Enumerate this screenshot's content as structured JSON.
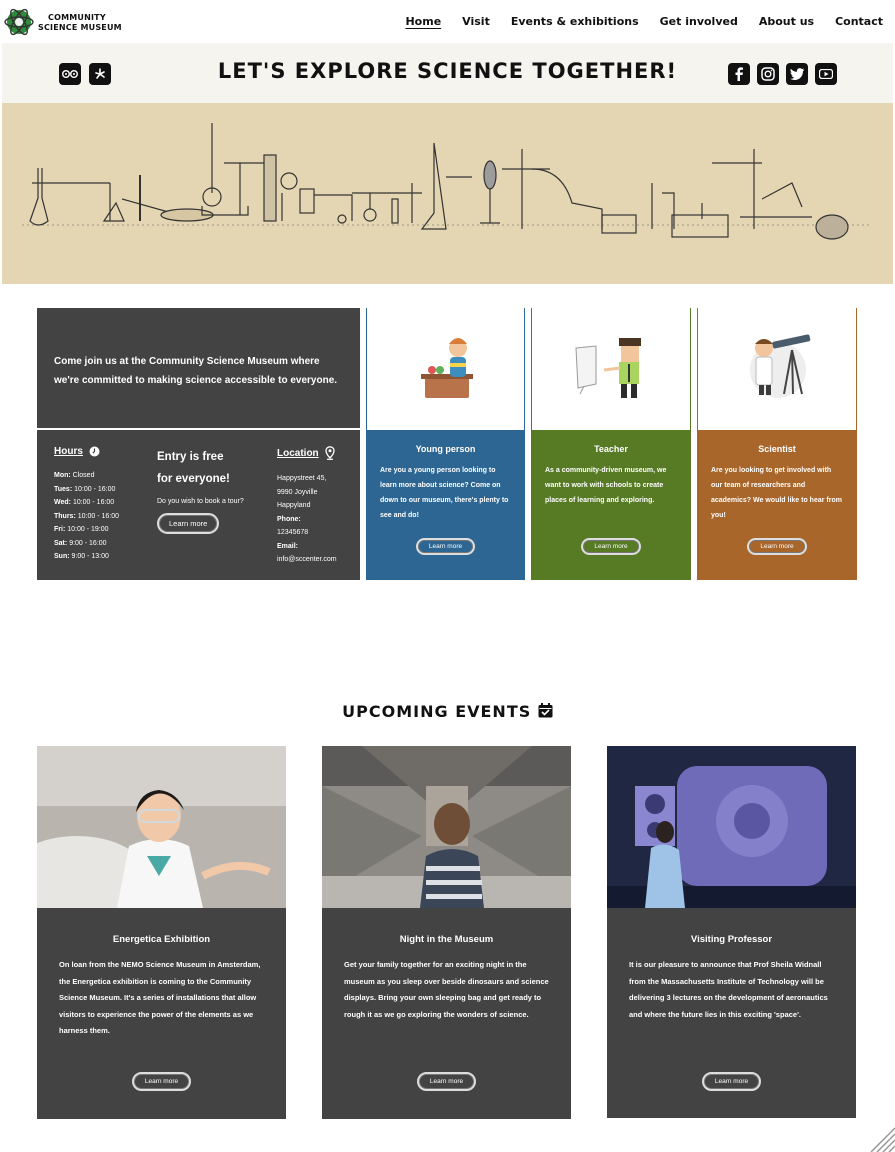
{
  "site": {
    "logo_text_line1": "COMMUNITY",
    "logo_text_line2": "SCIENCE MUSEUM"
  },
  "nav": {
    "items": [
      {
        "label": "Home",
        "active": true
      },
      {
        "label": "Visit",
        "active": false
      },
      {
        "label": "Events & exhibitions",
        "active": false
      },
      {
        "label": "Get involved",
        "active": false
      },
      {
        "label": "About us",
        "active": false
      },
      {
        "label": "Contact",
        "active": false
      }
    ]
  },
  "tagline": "LET'S EXPLORE SCIENCE TOGETHER!",
  "social_left": [
    "tripadvisor-icon",
    "yelp-icon"
  ],
  "social_right": [
    "facebook-icon",
    "instagram-icon",
    "twitter-icon",
    "youtube-icon"
  ],
  "intro": "Come join us at the Community Science Museum where we're committed to making science accessible to everyone.",
  "hours": {
    "title": "Hours",
    "rows": [
      {
        "day": "Mon:",
        "time": "Closed"
      },
      {
        "day": "Tues:",
        "time": "10:00 - 16:00"
      },
      {
        "day": "Wed:",
        "time": "10:00 - 16:00"
      },
      {
        "day": "Thurs:",
        "time": "10:00 - 16:00"
      },
      {
        "day": "Fri:",
        "time": "10:00 - 19:00"
      },
      {
        "day": "Sat:",
        "time": "9:00 - 16:00"
      },
      {
        "day": "Sun:",
        "time": "9:00 - 13:00"
      }
    ]
  },
  "entry": {
    "title_line1": "Entry is free",
    "title_line2": "for everyone!",
    "text": "Do you wish to book a tour?",
    "button": "Learn more"
  },
  "location": {
    "title": "Location",
    "address1": "Happystreet 45,",
    "address2": "9990 Joyville",
    "address3": "Happyland",
    "phone_label": "Phone:",
    "phone": "12345678",
    "email_label": "Email:",
    "email": "info@sccenter.com"
  },
  "audience": [
    {
      "title": "Young person",
      "text": "Are you a young person looking to learn more about science? Come on down to our museum, there's plenty to see and do!",
      "button": "Learn more",
      "color": "#2d6692"
    },
    {
      "title": "Teacher",
      "text": "As a community-driven museum, we want to work with schools to create places of learning and exploring.",
      "button": "Learn more",
      "color": "#577a24"
    },
    {
      "title": "Scientist",
      "text": "Are you looking to get involved with our team of researchers and academics? We would like to hear from you!",
      "button": "Learn more",
      "color": "#a8662b"
    }
  ],
  "events": {
    "title": "UPCOMING EVENTS",
    "items": [
      {
        "title": "Energetica Exhibition",
        "text": "On loan from the NEMO Science Museum in Amsterdam, the Energetica exhibition is coming to the Community Science Museum. It's a series of installations that allow visitors to experience the power of the elements as we harness them.",
        "button": "Learn more"
      },
      {
        "title": "Night in the Museum",
        "text": "Get your family together for an exciting night in the museum as you sleep over beside dinosaurs and science displays. Bring your own sleeping bag and get ready to rough it as we go exploring the wonders of science.",
        "button": "Learn more"
      },
      {
        "title": "Visiting Professor",
        "text": "It is our pleasure to announce that Prof Sheila Widnall from the Massachusetts Institute of Technology will be delivering 3 lectures on the development of aeronautics and where the future lies in this exciting 'space'.",
        "button": "Learn more"
      }
    ]
  },
  "colors": {
    "dark_panel": "#434343",
    "hero_bg": "#e5d6b3",
    "tagbar_bg": "#f6f4ee"
  }
}
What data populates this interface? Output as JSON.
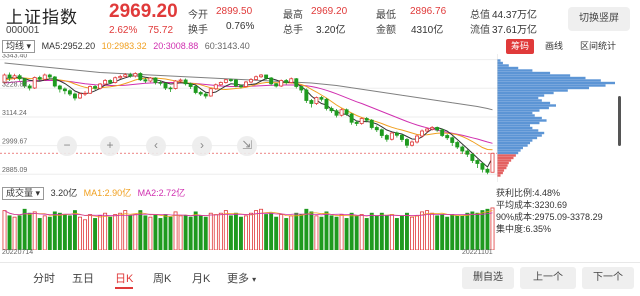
○ ○ ○ ○ ○
Show, from the listing above, each line that contains the word "icon".

    "tripadvisor-icon",
    "yelp-icon"
    "facebook-icon",
    "instagram-icon",
    "twitter-icon",
    "youtube-icon"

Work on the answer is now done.